### Supplied information
[start]
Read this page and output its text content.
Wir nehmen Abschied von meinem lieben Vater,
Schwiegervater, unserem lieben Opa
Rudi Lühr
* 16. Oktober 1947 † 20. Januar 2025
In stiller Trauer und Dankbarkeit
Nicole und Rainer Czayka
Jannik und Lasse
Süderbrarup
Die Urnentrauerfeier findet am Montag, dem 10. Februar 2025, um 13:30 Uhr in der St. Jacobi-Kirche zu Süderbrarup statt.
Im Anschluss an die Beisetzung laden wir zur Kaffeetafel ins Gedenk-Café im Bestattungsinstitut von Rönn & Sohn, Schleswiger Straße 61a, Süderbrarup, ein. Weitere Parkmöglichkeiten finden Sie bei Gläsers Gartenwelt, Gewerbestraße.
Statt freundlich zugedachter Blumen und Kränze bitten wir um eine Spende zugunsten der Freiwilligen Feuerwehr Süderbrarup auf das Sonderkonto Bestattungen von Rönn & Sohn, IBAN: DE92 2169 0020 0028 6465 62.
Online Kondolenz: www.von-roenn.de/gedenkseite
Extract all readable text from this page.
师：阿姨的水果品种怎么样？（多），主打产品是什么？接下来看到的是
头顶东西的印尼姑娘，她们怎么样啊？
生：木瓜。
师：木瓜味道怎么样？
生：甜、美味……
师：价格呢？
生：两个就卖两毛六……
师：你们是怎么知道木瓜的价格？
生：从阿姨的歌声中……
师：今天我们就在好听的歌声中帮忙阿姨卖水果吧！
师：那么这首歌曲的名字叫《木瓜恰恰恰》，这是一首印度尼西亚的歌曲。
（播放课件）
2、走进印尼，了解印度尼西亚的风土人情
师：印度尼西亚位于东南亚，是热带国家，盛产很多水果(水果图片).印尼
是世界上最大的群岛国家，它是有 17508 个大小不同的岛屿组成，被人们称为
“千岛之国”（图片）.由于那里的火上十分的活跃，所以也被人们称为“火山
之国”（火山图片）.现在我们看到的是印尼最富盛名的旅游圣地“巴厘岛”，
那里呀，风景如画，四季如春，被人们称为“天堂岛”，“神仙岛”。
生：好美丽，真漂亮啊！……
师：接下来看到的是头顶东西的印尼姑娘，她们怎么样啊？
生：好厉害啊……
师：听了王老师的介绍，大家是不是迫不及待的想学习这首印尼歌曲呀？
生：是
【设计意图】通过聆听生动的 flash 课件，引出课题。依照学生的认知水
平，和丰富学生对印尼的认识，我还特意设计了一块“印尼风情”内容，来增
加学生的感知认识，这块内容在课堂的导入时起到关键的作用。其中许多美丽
[end]
### Problem description
Every line of the listing that holds "text" should be found and copied.

### Response to this task
Read this page and output its text content.
Extract all readable text from this page.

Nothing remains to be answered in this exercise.